[Raw records]
⁂

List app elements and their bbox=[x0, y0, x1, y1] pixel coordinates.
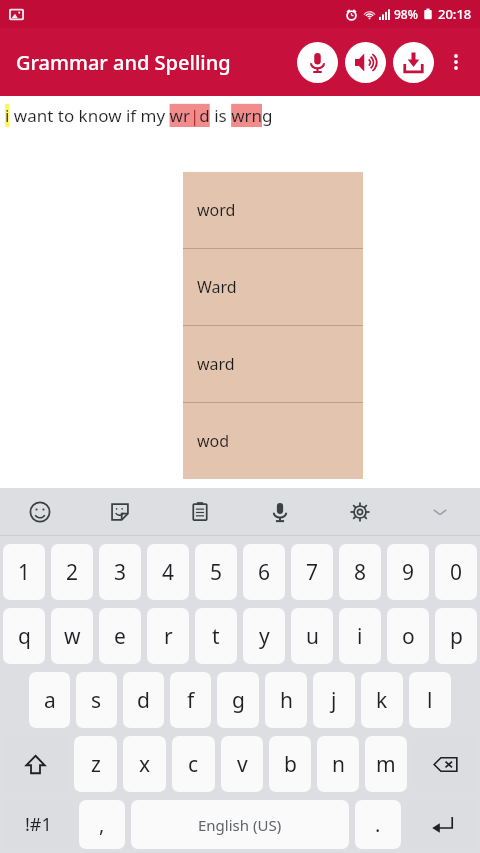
button[interactable]: b bbox=[269, 736, 311, 792]
button[interactable]: c bbox=[172, 736, 215, 792]
button[interactable]: h bbox=[265, 672, 307, 728]
button[interactable]: w bbox=[51, 608, 93, 664]
button[interactable]: English (US) bbox=[131, 800, 349, 849]
staticText: English (US) bbox=[198, 815, 282, 835]
button[interactable]: 6 bbox=[243, 544, 285, 600]
button[interactable]: 5 bbox=[195, 544, 237, 600]
staticText: o bbox=[402, 622, 415, 651]
button[interactable]: r bbox=[147, 608, 189, 664]
staticText: ward bbox=[197, 353, 235, 375]
staticText: l bbox=[427, 686, 433, 715]
staticText: e bbox=[114, 622, 126, 651]
button[interactable]: Read aloud bbox=[345, 42, 386, 83]
staticText: u bbox=[306, 622, 319, 651]
button[interactable]: a bbox=[29, 672, 70, 728]
staticText: 0 bbox=[450, 558, 463, 587]
button[interactable]: z bbox=[74, 736, 117, 792]
button[interactable]: Stickers bbox=[80, 488, 160, 535]
button[interactable]: q bbox=[3, 608, 45, 664]
button[interactable]: l bbox=[409, 672, 451, 728]
staticText: Ward bbox=[197, 276, 237, 298]
button[interactable]: Speak bbox=[297, 42, 338, 83]
staticText: t bbox=[212, 622, 220, 651]
button[interactable]: wod bbox=[183, 403, 363, 479]
button[interactable]: Voice input bbox=[240, 488, 320, 535]
staticText: v bbox=[237, 750, 248, 779]
staticText: 9 bbox=[402, 558, 415, 587]
staticText: 6 bbox=[258, 558, 271, 587]
button[interactable]: 9 bbox=[387, 544, 429, 600]
staticText: . bbox=[375, 811, 381, 838]
staticText: s bbox=[91, 686, 102, 715]
button[interactable]: , bbox=[79, 800, 125, 849]
button[interactable]: 2 bbox=[51, 544, 93, 600]
staticText: f bbox=[187, 686, 195, 715]
button[interactable]: t bbox=[195, 608, 237, 664]
staticText: g bbox=[232, 686, 245, 715]
staticText: a bbox=[44, 686, 56, 715]
button[interactable]: ward bbox=[183, 326, 363, 402]
staticText: j bbox=[331, 686, 337, 715]
button[interactable]: 3 bbox=[99, 544, 141, 600]
button[interactable]: Clipboard bbox=[160, 488, 240, 535]
staticText: h bbox=[280, 686, 293, 715]
staticText: 20:18 bbox=[438, 5, 472, 23]
button[interactable]: u bbox=[291, 608, 333, 664]
staticText: w bbox=[64, 622, 81, 651]
button[interactable]: 7 bbox=[291, 544, 333, 600]
staticText: b bbox=[284, 750, 297, 779]
button[interactable]: Ward bbox=[183, 249, 363, 325]
staticText: y bbox=[259, 622, 270, 651]
button[interactable]: x bbox=[123, 736, 166, 792]
button[interactable]: p bbox=[435, 608, 477, 664]
button[interactable]: word bbox=[183, 172, 363, 248]
staticText: , bbox=[99, 811, 105, 838]
staticText: i bbox=[357, 622, 363, 651]
button[interactable]: 0 bbox=[435, 544, 477, 600]
staticText: i want to know if my wr|d is wrng bbox=[5, 104, 273, 127]
button[interactable]: e bbox=[99, 608, 141, 664]
button[interactable]: k bbox=[361, 672, 403, 728]
staticText: x bbox=[139, 750, 151, 779]
staticText: p bbox=[450, 622, 463, 651]
button[interactable]: Enter bbox=[407, 800, 477, 849]
button[interactable]: 4 bbox=[147, 544, 189, 600]
staticText: c bbox=[188, 750, 199, 779]
staticText: 2 bbox=[66, 558, 79, 587]
staticText: r bbox=[164, 622, 173, 651]
button[interactable]: Emoji bbox=[0, 488, 80, 535]
staticText: d bbox=[137, 686, 150, 715]
button[interactable]: n bbox=[317, 736, 359, 792]
button[interactable]: d bbox=[123, 672, 164, 728]
button[interactable]: f bbox=[170, 672, 211, 728]
button[interactable]: More options bbox=[438, 44, 474, 80]
button[interactable]: i bbox=[339, 608, 381, 664]
staticText: k bbox=[376, 686, 388, 715]
button[interactable]: Backspace bbox=[413, 736, 477, 792]
button[interactable]: Hide keyboard bbox=[400, 488, 480, 535]
button[interactable]: Settings bbox=[320, 488, 400, 535]
button[interactable]: v bbox=[221, 736, 263, 792]
staticText: !#1 bbox=[25, 812, 52, 837]
button[interactable]: j bbox=[313, 672, 355, 728]
staticText: 4 bbox=[162, 558, 175, 587]
staticText: 7 bbox=[306, 558, 319, 587]
staticText: word bbox=[197, 199, 236, 221]
button[interactable]: m bbox=[365, 736, 407, 792]
button[interactable]: 1 bbox=[3, 544, 45, 600]
staticText: 1 bbox=[18, 558, 31, 587]
button[interactable]: !#1 bbox=[3, 800, 73, 849]
staticText: z bbox=[91, 750, 101, 779]
button[interactable]: Shift bbox=[3, 736, 68, 792]
button[interactable]: o bbox=[387, 608, 429, 664]
button[interactable]: 8 bbox=[339, 544, 381, 600]
staticText: 5 bbox=[210, 558, 223, 587]
staticText: 3 bbox=[114, 558, 127, 587]
button[interactable]: g bbox=[217, 672, 259, 728]
button[interactable]: . bbox=[355, 800, 401, 849]
button[interactable]: s bbox=[76, 672, 117, 728]
button[interactable]: Download bbox=[393, 42, 434, 83]
button[interactable]: y bbox=[243, 608, 285, 664]
staticText: 8 bbox=[354, 558, 367, 587]
staticText: 98% bbox=[394, 6, 418, 22]
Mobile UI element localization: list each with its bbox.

⁂

*DO THIS*:
Convert the lines of the listing above into a Markdown table with the columns "Row" and "Line," numbering each row and omitting blank lines. Begin at the line that contains "button[interactable]: b bbox=[269, 736, 311, 792]" and stop after the line that contains "staticText: English (US)".

*COMPLETE RESPONSE*:
| Row | Line |
|---|---|
| 1 | button[interactable]: b bbox=[269, 736, 311, 792] |
| 2 | button[interactable]: c bbox=[172, 736, 215, 792] |
| 3 | button[interactable]: h bbox=[265, 672, 307, 728] |
| 4 | button[interactable]: w bbox=[51, 608, 93, 664] |
| 5 | button[interactable]: English (US) bbox=[131, 800, 349, 849] |
| 6 | staticText: English (US) bbox=[198, 815, 282, 835] |